#### PASSAGE TO READ:
Fifthly, and most significantly, a third of all those arriving in small boats this year, almost 13,000 people, are Albanian, yet Albania is a safe, prosperous European country. It is deemed safe for returns by Germany, France, Italy and Sweden. It is an EU accession country, a NATO ally and a member of the same convention against trafficking as the United Kingdom. The Prime Minister of Albania himself has said there is no reason why we cannot return Albanian asylum seekers immediately. Last year, Germany, France, Belgium and Sweden all rejected almost 100% of Albanian asylum claims, yet our rejection rate is just 45%. That must not continue, so today I can announce a new agreement with Albania and a new approach.

#### DATA:
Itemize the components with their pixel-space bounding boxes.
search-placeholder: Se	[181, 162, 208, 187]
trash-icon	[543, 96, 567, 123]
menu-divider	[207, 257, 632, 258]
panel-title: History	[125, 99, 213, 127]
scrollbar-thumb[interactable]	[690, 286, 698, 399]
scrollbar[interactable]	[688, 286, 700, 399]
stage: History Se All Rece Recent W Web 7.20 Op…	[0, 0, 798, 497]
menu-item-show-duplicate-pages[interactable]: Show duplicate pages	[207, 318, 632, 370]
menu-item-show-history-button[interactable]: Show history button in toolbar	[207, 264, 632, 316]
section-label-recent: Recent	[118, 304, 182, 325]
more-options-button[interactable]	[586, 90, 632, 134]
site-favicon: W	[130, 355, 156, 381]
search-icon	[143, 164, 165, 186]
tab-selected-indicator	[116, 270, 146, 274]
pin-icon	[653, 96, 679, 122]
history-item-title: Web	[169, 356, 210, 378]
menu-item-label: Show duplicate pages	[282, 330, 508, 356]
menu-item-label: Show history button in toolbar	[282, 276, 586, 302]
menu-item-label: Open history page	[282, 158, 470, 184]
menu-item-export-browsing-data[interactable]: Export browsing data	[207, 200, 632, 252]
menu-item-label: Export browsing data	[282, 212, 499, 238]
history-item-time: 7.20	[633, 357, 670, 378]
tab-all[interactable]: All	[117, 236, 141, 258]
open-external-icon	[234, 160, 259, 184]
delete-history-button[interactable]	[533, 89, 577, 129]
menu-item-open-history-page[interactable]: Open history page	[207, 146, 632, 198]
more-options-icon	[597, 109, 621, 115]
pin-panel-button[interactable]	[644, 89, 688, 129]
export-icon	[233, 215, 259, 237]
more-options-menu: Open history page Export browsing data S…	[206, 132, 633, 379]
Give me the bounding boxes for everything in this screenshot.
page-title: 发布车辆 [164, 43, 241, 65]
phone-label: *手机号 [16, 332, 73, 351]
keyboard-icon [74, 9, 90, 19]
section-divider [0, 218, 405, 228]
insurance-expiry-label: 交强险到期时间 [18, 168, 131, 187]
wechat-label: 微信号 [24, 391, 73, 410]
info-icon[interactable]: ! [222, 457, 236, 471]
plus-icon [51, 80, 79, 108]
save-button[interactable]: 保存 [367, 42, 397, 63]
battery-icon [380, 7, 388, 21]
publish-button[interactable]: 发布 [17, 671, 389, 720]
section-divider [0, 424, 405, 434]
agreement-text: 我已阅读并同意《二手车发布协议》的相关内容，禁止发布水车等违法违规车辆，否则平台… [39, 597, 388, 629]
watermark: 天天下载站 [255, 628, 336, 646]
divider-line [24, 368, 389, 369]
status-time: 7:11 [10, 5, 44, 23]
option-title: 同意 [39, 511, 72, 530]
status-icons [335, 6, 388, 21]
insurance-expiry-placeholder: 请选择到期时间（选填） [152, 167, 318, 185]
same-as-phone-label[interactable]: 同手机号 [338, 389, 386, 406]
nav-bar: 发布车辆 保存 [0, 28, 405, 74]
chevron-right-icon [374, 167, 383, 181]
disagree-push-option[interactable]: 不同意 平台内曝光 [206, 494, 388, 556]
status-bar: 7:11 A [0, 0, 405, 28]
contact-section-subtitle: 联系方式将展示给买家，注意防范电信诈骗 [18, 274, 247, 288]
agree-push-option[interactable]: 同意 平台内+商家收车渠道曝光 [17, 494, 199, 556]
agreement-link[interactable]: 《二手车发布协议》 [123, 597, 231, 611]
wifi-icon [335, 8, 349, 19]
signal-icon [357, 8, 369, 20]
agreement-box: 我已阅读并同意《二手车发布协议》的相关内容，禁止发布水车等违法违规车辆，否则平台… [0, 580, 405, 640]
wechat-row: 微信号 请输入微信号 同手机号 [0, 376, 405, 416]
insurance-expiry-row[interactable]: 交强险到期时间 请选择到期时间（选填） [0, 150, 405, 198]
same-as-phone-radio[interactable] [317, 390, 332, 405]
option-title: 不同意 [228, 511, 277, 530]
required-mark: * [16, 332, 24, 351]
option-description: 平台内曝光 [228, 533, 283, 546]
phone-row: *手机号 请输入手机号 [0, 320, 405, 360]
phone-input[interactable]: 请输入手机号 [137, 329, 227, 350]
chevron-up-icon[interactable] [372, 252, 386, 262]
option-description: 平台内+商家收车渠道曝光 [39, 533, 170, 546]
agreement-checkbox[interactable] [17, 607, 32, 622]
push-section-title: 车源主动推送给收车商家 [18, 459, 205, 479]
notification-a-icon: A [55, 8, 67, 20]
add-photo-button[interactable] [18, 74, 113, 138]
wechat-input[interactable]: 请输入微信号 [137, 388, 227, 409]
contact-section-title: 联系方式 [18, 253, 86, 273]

#### SHORT EXERCISE 1:
Translate into French this sentence from the passage on Albanian small-boat arrivals: "It is deemed safe for returns by Germany, France, Italy and Sweden."
#### SHORT EXERCISE 2:
Rewrite the paragraph beginning "Fifthly, and most significantly" from the passage on Albanian small-boat arrivals as a concise bulleted list, keeping its main facts.
#### SHORT EXERCISE 3:
From the passage on Albanian small-boat arrivals, extract the text between "Fifthly, and most" and "a new approach.", inclusive.

#### CORRECT RESPONSE 1:
Elle est considérée comme sûre pour les retours par l'Allemagne, la France, l'Italie et la Suède.

#### CORRECT RESPONSE 2:
- A third of this year's small-boat arrivals, almost 13,000 people, are Albanian.
- Albania is a safe, prosperous European country, deemed safe for returns by Germany, France, Italy and Sweden.
- It is an EU accession country, a NATO ally and a party to the same anti-trafficking convention as the United Kingdom.
- Albania's Prime Minister has said Albanian asylum seekers can be returned immediately.
- Last year Germany, France, Belgium and Sweden rejected almost 100% of Albanian asylum claims, while the UK's rejection rate is 45%.
- A new agreement with Albania and a new approach are announced.

#### CORRECT RESPONSE 3:
Fifthly, and most significantly, a third of all those arriving in small boats this year, almost 13,000 people, are Albanian, yet Albania is a safe, prosperous European country. It is deemed safe for returns by Germany, France, Italy and Sweden. It is an EU accession country, a NATO ally and a member of the same convention against trafficking as the United Kingdom. The Prime Minister of Albania himself has said there is no reason why we cannot return Albanian asylum seekers immediately. Last year, Germany, France, Belgium and Sweden all rejected almost 100% of Albanian asylum claims, yet our rejection rate is just 45%. That must not continue, so today I can announce a new agreement with Albania and a new approach.